WRITTEN INSTRUCTION: Repeat the whole of the data, keeping every detail the same.
******************************
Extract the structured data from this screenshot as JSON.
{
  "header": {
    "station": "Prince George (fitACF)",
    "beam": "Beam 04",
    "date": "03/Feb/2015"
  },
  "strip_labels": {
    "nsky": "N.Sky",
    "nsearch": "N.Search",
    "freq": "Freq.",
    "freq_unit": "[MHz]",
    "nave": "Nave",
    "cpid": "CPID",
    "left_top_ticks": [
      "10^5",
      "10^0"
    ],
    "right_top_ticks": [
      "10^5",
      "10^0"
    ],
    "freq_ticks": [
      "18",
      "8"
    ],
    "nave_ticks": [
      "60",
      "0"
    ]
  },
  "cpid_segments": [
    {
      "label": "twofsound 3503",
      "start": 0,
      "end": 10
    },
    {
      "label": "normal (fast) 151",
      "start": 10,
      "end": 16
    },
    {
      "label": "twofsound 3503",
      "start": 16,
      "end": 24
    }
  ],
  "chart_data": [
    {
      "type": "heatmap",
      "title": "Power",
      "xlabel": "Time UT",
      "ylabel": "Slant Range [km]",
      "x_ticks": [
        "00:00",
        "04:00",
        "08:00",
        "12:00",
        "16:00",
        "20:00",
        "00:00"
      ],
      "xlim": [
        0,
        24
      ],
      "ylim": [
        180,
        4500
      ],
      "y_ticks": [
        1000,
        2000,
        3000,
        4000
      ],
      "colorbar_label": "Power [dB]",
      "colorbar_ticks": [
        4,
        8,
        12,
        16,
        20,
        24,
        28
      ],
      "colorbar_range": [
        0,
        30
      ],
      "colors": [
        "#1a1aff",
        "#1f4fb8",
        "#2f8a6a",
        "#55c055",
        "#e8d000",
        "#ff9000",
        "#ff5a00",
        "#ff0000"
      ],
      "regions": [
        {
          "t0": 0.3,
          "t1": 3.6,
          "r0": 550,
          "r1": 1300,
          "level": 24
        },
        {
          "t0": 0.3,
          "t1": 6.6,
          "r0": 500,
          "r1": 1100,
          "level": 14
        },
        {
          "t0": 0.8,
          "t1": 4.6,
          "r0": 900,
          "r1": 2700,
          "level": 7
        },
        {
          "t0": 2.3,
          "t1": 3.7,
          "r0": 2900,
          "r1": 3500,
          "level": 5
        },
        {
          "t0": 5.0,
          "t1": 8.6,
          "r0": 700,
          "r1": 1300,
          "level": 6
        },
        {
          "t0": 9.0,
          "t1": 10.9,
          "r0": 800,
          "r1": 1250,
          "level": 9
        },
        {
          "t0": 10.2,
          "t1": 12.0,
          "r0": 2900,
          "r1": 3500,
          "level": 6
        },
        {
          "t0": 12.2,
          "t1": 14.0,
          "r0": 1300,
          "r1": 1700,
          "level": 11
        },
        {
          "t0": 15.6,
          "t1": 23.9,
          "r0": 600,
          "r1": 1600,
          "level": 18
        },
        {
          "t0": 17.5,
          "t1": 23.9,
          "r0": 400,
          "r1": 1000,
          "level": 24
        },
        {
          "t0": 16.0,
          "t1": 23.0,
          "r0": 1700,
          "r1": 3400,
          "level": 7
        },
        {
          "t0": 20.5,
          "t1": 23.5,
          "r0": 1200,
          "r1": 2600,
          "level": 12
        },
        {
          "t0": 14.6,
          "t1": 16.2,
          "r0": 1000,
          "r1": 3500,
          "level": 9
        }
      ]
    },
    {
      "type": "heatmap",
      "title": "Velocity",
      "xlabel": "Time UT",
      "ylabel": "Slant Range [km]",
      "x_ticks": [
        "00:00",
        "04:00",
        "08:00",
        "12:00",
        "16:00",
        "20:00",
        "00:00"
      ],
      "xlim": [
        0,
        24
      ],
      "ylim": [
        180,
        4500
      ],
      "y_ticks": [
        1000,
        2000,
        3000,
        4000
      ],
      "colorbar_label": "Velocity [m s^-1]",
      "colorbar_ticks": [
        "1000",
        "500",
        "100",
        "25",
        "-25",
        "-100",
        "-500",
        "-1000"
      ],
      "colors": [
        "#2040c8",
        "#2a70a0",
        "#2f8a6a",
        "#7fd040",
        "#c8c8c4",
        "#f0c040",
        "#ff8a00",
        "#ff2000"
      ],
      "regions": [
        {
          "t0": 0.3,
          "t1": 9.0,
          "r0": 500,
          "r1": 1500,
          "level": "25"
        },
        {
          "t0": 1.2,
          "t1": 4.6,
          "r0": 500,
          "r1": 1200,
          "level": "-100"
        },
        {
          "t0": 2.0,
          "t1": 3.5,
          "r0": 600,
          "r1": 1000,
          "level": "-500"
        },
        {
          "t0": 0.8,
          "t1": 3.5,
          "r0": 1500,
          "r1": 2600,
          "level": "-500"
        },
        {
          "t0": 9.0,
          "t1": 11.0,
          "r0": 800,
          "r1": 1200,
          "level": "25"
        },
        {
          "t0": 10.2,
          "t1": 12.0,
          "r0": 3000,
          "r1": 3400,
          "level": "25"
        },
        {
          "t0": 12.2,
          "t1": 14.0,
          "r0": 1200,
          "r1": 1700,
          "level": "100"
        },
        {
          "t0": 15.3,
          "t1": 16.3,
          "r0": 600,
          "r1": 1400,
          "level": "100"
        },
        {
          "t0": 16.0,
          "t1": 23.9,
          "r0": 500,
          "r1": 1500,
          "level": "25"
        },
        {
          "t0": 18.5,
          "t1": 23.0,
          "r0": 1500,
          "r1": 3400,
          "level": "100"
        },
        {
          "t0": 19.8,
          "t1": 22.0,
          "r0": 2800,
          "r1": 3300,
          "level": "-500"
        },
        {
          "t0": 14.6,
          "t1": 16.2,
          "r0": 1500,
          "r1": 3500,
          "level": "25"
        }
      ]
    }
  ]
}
******************************
CORRECT RESULT:
Extract the structured data from this screenshot as JSON.
{
  "header": {
    "station": "Prince George (fitACF)",
    "beam": "Beam 04",
    "date": "03/Feb/2015"
  },
  "strip_labels": {
    "nsky": "N.Sky",
    "nsearch": "N.Search",
    "freq": "Freq.",
    "freq_unit": "[MHz]",
    "nave": "Nave",
    "cpid": "CPID",
    "left_top_ticks": [
      "10^5",
      "10^0"
    ],
    "right_top_ticks": [
      "10^5",
      "10^0"
    ],
    "freq_ticks": [
      "18",
      "8"
    ],
    "nave_ticks": [
      "60",
      "0"
    ]
  },
  "cpid_segments": [
    {
      "label": "twofsound 3503",
      "start": 0,
      "end": 10
    },
    {
      "label": "normal (fast) 151",
      "start": 10,
      "end": 16
    },
    {
      "label": "twofsound 3503",
      "start": 16,
      "end": 24
    }
  ],
  "chart_data": [
    {
      "type": "heatmap",
      "title": "Power",
      "xlabel": "Time UT",
      "ylabel": "Slant Range [km]",
      "x_ticks": [
        "00:00",
        "04:00",
        "08:00",
        "12:00",
        "16:00",
        "20:00",
        "00:00"
      ],
      "xlim": [
        0,
        24
      ],
      "ylim": [
        180,
        4500
      ],
      "y_ticks": [
        1000,
        2000,
        3000,
        4000
      ],
      "colorbar_label": "Power [dB]",
      "colorbar_ticks": [
        4,
        8,
        12,
        16,
        20,
        24,
        28
      ],
      "colorbar_range": [
        0,
        30
      ],
      "colors": [
        "#1a1aff",
        "#1f4fb8",
        "#2f8a6a",
        "#55c055",
        "#e8d000",
        "#ff9000",
        "#ff5a00",
        "#ff0000"
      ],
      "regions": [
        {
          "t0": 0.3,
          "t1": 3.6,
          "r0": 550,
          "r1": 1300,
          "level": 24
        },
        {
          "t0": 0.3,
          "t1": 6.6,
          "r0": 500,
          "r1": 1100,
          "level": 14
        },
        {
          "t0": 0.8,
          "t1": 4.6,
          "r0": 900,
          "r1": 2700,
          "level": 7
        },
        {
          "t0": 2.3,
          "t1": 3.7,
          "r0": 2900,
          "r1": 3500,
          "level": 5
        },
        {
          "t0": 5.0,
          "t1": 8.6,
          "r0": 700,
          "r1": 1300,
          "level": 6
        },
        {
          "t0": 9.0,
          "t1": 10.9,
          "r0": 800,
          "r1": 1250,
          "level": 9
        },
        {
          "t0": 10.2,
          "t1": 12.0,
          "r0": 2900,
          "r1": 3500,
          "level": 6
        },
        {
          "t0": 12.2,
          "t1": 14.0,
          "r0": 1300,
          "r1": 1700,
          "level": 11
        },
        {
          "t0": 15.6,
          "t1": 23.9,
          "r0": 600,
          "r1": 1600,
          "level": 18
        },
        {
          "t0": 17.5,
          "t1": 23.9,
          "r0": 400,
          "r1": 1000,
          "level": 24
        },
        {
          "t0": 16.0,
          "t1": 23.0,
          "r0": 1700,
          "r1": 3400,
          "level": 7
        },
        {
          "t0": 20.5,
          "t1": 23.5,
          "r0": 1200,
          "r1": 2600,
          "level": 12
        },
        {
          "t0": 14.6,
          "t1": 16.2,
          "r0": 1000,
          "r1": 3500,
          "level": 9
        }
      ]
    },
    {
      "type": "heatmap",
      "title": "Velocity",
      "xlabel": "Time UT",
      "ylabel": "Slant Range [km]",
      "x_ticks": [
        "00:00",
        "04:00",
        "08:00",
        "12:00",
        "16:00",
        "20:00",
        "00:00"
      ],
      "xlim": [
        0,
        24
      ],
      "ylim": [
        180,
        4500
      ],
      "y_ticks": [
        1000,
        2000,
        3000,
        4000
      ],
      "colorbar_label": "Velocity [m s^-1]",
      "colorbar_ticks": [
        "1000",
        "500",
        "100",
        "25",
        "-25",
        "-100",
        "-500",
        "-1000"
      ],
      "colors": [
        "#2040c8",
        "#2a70a0",
        "#2f8a6a",
        "#7fd040",
        "#c8c8c4",
        "#f0c040",
        "#ff8a00",
        "#ff2000"
      ],
      "regions": [
        {
          "t0": 0.3,
          "t1": 9.0,
          "r0": 500,
          "r1": 1500,
          "level": "25"
        },
        {
          "t0": 1.2,
          "t1": 4.6,
          "r0": 500,
          "r1": 1200,
          "level": "-100"
        },
        {
          "t0": 2.0,
          "t1": 3.5,
          "r0": 600,
          "r1": 1000,
          "level": "-500"
        },
        {
          "t0": 0.8,
          "t1": 3.5,
          "r0": 1500,
          "r1": 2600,
          "level": "-500"
        },
        {
          "t0": 9.0,
          "t1": 11.0,
          "r0": 800,
          "r1": 1200,
          "level": "25"
        },
        {
          "t0": 10.2,
          "t1": 12.0,
          "r0": 3000,
          "r1": 3400,
          "level": "25"
        },
        {
          "t0": 12.2,
          "t1": 14.0,
          "r0": 1200,
          "r1": 1700,
          "level": "100"
        },
        {
          "t0": 15.3,
          "t1": 16.3,
          "r0": 600,
          "r1": 1400,
          "level": "100"
        },
        {
          "t0": 16.0,
          "t1": 23.9,
          "r0": 500,
          "r1": 1500,
          "level": "25"
        },
        {
          "t0": 18.5,
          "t1": 23.0,
          "r0": 1500,
          "r1": 3400,
          "level": "100"
        },
        {
          "t0": 19.8,
          "t1": 22.0,
          "r0": 2800,
          "r1": 3300,
          "level": "-500"
        },
        {
          "t0": 14.6,
          "t1": 16.2,
          "r0": 1500,
          "r1": 3500,
          "level": "25"
        }
      ]
    }
  ]
}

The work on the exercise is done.